__Instructions for the task__
Extract the entries in their exact form.
━━━━━ Provided records ━━━━━
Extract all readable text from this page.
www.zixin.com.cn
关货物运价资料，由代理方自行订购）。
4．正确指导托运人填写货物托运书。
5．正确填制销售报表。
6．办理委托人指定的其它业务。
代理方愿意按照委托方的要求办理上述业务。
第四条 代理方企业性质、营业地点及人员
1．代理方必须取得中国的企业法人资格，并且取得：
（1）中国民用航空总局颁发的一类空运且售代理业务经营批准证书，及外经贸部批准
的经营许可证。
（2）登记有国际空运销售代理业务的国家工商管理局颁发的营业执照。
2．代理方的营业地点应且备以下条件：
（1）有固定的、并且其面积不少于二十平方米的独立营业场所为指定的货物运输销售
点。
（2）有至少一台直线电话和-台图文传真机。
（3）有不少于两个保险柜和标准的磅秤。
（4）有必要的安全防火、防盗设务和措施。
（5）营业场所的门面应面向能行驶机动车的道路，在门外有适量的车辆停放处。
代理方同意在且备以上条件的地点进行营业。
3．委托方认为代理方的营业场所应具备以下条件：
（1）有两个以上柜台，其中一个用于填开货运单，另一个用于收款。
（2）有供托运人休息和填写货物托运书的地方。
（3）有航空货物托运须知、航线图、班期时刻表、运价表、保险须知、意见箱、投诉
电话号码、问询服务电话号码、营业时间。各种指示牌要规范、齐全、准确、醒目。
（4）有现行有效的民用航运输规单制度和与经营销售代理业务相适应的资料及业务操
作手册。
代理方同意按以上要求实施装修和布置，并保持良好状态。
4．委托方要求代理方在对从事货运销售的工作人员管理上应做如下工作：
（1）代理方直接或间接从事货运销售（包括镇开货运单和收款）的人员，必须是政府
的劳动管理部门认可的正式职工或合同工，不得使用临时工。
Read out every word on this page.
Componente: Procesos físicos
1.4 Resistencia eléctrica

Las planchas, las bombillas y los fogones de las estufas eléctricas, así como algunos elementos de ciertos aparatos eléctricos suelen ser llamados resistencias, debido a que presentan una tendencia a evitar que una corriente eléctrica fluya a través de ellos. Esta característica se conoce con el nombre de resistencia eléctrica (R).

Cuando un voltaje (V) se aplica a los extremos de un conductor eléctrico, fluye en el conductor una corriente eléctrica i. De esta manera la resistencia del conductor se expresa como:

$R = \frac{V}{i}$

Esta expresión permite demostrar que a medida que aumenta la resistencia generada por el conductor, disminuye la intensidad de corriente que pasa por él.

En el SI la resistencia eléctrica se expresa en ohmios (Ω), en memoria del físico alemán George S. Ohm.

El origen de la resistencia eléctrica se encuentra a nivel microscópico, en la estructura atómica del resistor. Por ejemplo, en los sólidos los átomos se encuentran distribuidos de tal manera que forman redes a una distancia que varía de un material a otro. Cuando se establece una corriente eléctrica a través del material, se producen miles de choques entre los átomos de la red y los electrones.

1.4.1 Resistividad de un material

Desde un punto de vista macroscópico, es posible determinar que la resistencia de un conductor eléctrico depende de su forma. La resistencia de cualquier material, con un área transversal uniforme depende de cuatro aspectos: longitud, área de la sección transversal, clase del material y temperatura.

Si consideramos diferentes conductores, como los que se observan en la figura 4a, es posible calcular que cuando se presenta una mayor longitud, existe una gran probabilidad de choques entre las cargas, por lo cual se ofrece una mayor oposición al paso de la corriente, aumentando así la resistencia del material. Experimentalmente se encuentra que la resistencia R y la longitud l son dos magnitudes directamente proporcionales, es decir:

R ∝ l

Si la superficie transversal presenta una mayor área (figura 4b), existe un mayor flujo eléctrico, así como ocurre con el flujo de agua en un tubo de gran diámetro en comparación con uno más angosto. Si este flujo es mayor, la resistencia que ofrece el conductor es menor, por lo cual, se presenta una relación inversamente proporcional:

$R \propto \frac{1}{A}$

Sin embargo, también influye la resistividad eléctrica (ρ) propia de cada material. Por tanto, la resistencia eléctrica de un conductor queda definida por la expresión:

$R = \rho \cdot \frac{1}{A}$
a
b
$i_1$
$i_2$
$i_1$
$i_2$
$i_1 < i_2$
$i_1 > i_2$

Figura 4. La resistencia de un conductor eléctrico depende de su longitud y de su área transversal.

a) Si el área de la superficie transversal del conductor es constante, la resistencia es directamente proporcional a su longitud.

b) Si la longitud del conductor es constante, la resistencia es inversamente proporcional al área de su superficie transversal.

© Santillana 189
━━━━━
__Completed task__
Extract all readable text from this page.
www.zixin.com.cn
关货物运价资料，由代理方自行订购）。
4．正确指导托运人填写货物托运书。
5．正确填制销售报表。
6．办理委托人指定的其它业务。
代理方愿意按照委托方的要求办理上述业务。
第四条 代理方企业性质、营业地点及人员
1．代理方必须取得中国的企业法人资格，并且取得：
（1）中国民用航空总局颁发的一类空运且售代理业务经营批准证书，及外经贸部批准
的经营许可证。
（2）登记有国际空运销售代理业务的国家工商管理局颁发的营业执照。
2．代理方的营业地点应且备以下条件：
（1）有固定的、并且其面积不少于二十平方米的独立营业场所为指定的货物运输销售
点。
（2）有至少一台直线电话和-台图文传真机。
（3）有不少于两个保险柜和标准的磅秤。
（4）有必要的安全防火、防盗设务和措施。
（5）营业场所的门面应面向能行驶机动车的道路，在门外有适量的车辆停放处。
代理方同意在且备以上条件的地点进行营业。
3．委托方认为代理方的营业场所应具备以下条件：
（1）有两个以上柜台，其中一个用于填开货运单，另一个用于收款。
（2）有供托运人休息和填写货物托运书的地方。
（3）有航空货物托运须知、航线图、班期时刻表、运价表、保险须知、意见箱、投诉
电话号码、问询服务电话号码、营业时间。各种指示牌要规范、齐全、准确、醒目。
（4）有现行有效的民用航运输规单制度和与经营销售代理业务相适应的资料及业务操
作手册。
代理方同意按以上要求实施装修和布置，并保持良好状态。
4．委托方要求代理方在对从事货运销售的工作人员管理上应做如下工作：
（1）代理方直接或间接从事货运销售（包括镇开货运单和收款）的人员，必须是政府
的劳动管理部门认可的正式职工或合同工，不得使用临时工。
Read out every word on this page.
Componente: Procesos físicos
1.4 Resistencia eléctrica

Las planchas, las bombillas y los fogones de las estufas eléctricas, así como algunos elementos de ciertos aparatos eléctricos suelen ser llamados resistencias, debido a que presentan una tendencia a evitar que una corriente eléctrica fluya a través de ellos. Esta característica se conoce con el nombre de resistencia eléctrica (R).

Cuando un voltaje (V) se aplica a los extremos de un conductor eléctrico, fluye en el conductor una corriente eléctrica i. De esta manera la resistencia del conductor se expresa como:

$R = \frac{V}{i}$

Esta expresión permite demostrar que a medida que aumenta la resistencia generada por el conductor, disminuye la intensidad de corriente que pasa por él.

En el SI la resistencia eléctrica se expresa en ohmios (Ω), en memoria del físico alemán George S. Ohm.

El origen de la resistencia eléctrica se encuentra a nivel microscópico, en la estructura atómica del resistor. Por ejemplo, en los sólidos los átomos se encuentran distribuidos de tal manera que forman redes a una distancia que varía de un material a otro. Cuando se establece una corriente eléctrica a través del material, se producen miles de choques entre los átomos de la red y los electrones.

1.4.1 Resistividad de un material

Desde un punto de vista macroscópico, es posible determinar que la resistencia de un conductor eléctrico depende de su forma. La resistencia de cualquier material, con un área transversal uniforme depende de cuatro aspectos: longitud, área de la sección transversal, clase del material y temperatura.

Si consideramos diferentes conductores, como los que se observan en la figura 4a, es posible calcular que cuando se presenta una mayor longitud, existe una gran probabilidad de choques entre las cargas, por lo cual se ofrece una mayor oposición al paso de la corriente, aumentando así la resistencia del material. Experimentalmente se encuentra que la resistencia R y la longitud l son dos magnitudes directamente proporcionales, es decir:

R ∝ l

Si la superficie transversal presenta una mayor área (figura 4b), existe un mayor flujo eléctrico, así como ocurre con el flujo de agua en un tubo de gran diámetro en comparación con uno más angosto. Si este flujo es mayor, la resistencia que ofrece el conductor es menor, por lo cual, se presenta una relación inversamente proporcional:

$R \propto \frac{1}{A}$

Sin embargo, también influye la resistividad eléctrica (ρ) propia de cada material. Por tanto, la resistencia eléctrica de un conductor queda definida por la expresión:

$R = \rho \cdot \frac{1}{A}$
a
b
$i_1$
$i_2$
$i_1$
$i_2$
$i_1 < i_2$
$i_1 > i_2$

Figura 4. La resistencia de un conductor eléctrico depende de su longitud y de su área transversal.

a) Si el área de la superficie transversal del conductor es constante, la resistencia es directamente proporcional a su longitud.

b) Si la longitud del conductor es constante, la resistencia es inversamente proporcional al área de su superficie transversal.

© Santillana 189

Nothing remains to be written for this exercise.